- Texto de lectura
La Asamblea Nacional de Nigeria decidió suspender hasta nuevo aviso sus visitas oficiales a Sudáfrica y boicotear las actividades parlamentarias organizadas o acogidas por las autoridades legislativas sudafricanas.
La decisión de suspender las visitas oficiales que debía realizar el Parlamento nigeriano a Sudáfrica fue adoptada por los dirigentes de ambas cámaras, bajo la dirección del presidente del Senado, Godswill Akpabio, y del presidente de la Cámara de Representantes, Abbas Tajudeen, indicó el viernes el portavoz de la Cámara de Representantes.
La medida se produce en un contexto de persistentes informaciones sobre ataques xenófobos, actos de violencia, intimidaciones, destrucción de bienes y otros actos de hostilidad contra nigerianos y otros ciudadanos africanos residentes en Sudáfrica.
En una comunicación dirigida a senadores, diputados, comisiones, servicios y personal de la Asamblea Nacional, el secretario de la institución, Kamoru Ogunlana, expresó su preocupación por las informaciones sobre nigerianos muertos, heridos o desplazados, así como obligados a abandonar sus comercios, inversiones, domicilios y otros bienes.
La medida contempla la suspensión de todas las visitas oficiales a Sudáfrica realizadas por la Asamblea Nacional, sus comisiones, parlamentarios, responsables y personal.

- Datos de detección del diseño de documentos
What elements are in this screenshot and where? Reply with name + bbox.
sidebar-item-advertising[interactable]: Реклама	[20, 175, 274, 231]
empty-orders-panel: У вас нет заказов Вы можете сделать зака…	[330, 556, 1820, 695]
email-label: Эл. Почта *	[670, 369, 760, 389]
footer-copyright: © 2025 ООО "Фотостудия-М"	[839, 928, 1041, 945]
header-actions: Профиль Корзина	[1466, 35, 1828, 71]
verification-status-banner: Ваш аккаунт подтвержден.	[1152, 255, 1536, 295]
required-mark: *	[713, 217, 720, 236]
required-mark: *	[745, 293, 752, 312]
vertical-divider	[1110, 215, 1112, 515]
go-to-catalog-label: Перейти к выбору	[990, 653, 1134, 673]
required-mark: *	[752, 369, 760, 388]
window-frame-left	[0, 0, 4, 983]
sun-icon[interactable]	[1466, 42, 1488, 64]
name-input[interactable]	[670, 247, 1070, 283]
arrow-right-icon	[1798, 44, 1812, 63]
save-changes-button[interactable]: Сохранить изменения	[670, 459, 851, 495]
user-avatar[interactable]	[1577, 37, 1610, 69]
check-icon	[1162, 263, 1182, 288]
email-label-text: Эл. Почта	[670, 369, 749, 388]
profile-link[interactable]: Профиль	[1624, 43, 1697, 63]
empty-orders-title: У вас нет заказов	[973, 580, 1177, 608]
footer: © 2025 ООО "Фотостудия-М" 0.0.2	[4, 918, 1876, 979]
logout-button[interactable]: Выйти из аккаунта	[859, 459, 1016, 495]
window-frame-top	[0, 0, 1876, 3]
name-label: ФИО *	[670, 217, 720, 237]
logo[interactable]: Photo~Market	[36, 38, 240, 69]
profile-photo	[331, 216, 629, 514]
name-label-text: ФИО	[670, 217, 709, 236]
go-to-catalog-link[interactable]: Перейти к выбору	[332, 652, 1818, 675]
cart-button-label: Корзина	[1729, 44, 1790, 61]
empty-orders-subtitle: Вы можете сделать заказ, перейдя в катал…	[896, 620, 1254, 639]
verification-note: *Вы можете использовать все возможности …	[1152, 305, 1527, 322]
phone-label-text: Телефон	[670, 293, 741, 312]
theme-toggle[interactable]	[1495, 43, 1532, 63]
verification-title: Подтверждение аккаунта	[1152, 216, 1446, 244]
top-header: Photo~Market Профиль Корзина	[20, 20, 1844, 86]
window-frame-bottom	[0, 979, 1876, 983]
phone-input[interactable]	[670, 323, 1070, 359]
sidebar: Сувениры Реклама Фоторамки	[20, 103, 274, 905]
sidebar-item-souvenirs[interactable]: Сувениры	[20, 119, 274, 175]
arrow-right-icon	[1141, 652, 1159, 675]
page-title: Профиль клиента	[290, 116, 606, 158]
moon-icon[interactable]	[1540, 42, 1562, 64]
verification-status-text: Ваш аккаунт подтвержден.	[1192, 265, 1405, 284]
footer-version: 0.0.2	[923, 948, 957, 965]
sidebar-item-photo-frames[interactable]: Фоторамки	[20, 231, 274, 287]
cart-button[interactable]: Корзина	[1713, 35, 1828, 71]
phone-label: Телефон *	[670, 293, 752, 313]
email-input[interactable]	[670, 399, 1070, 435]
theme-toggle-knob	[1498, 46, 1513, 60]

- Problemas y tareas
• A. Transcribe el fragmento del texto sobre Nigeria que comienza en "La medida se" y termina en "y otros bienes.".
• B. Según el texto sobre Nigeria, ¿en qué contexto decidió la Asamblea Nacional suspender sus visitas oficiales a Sudáfrica? Responde en una a tres oraciones.
El material no guarda relación con el texto sobre Nigeria.

- Respuestas a problemas
• A.
La medida se produce en un contexto de persistentes informaciones sobre ataques xenófobos, actos de violencia, intimidaciones, destrucción de bienes y otros actos de hostilidad contra nigerianos y otros ciudadanos africanos residentes en Sudáfrica.
En una comunicación dirigida a senadores, diputados, comisiones, servicios y personal de la Asamblea Nacional, el secretario de la institución, Kamoru Ogunlana, expresó su preocupación por las informaciones sobre nigerianos muertos, heridos o desplazados, así como obligados a abandonar sus comercios, inversiones, domicilios y otros bienes.

• B. La decisión se adoptó en un contexto de persistentes informaciones sobre ataques xenófobos, actos de violencia, intimidaciones, destrucción de bienes y otros actos de hostilidad. Estos actos iban dirigidos contra nigerianos y otros ciudadanos africanos residentes en Sudáfrica.